**DIRECTIONS FOR THIS TASK**
Lines containing "title" are to be counted. Give the number and nothing more.

- - - -

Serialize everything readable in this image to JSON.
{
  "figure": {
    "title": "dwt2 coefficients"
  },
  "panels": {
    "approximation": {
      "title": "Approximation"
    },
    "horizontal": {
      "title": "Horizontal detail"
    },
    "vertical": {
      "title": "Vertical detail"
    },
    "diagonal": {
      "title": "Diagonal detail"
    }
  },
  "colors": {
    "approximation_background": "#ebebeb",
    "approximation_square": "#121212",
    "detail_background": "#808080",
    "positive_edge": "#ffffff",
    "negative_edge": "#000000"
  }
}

- - - -

**FULL SOLUTION**
5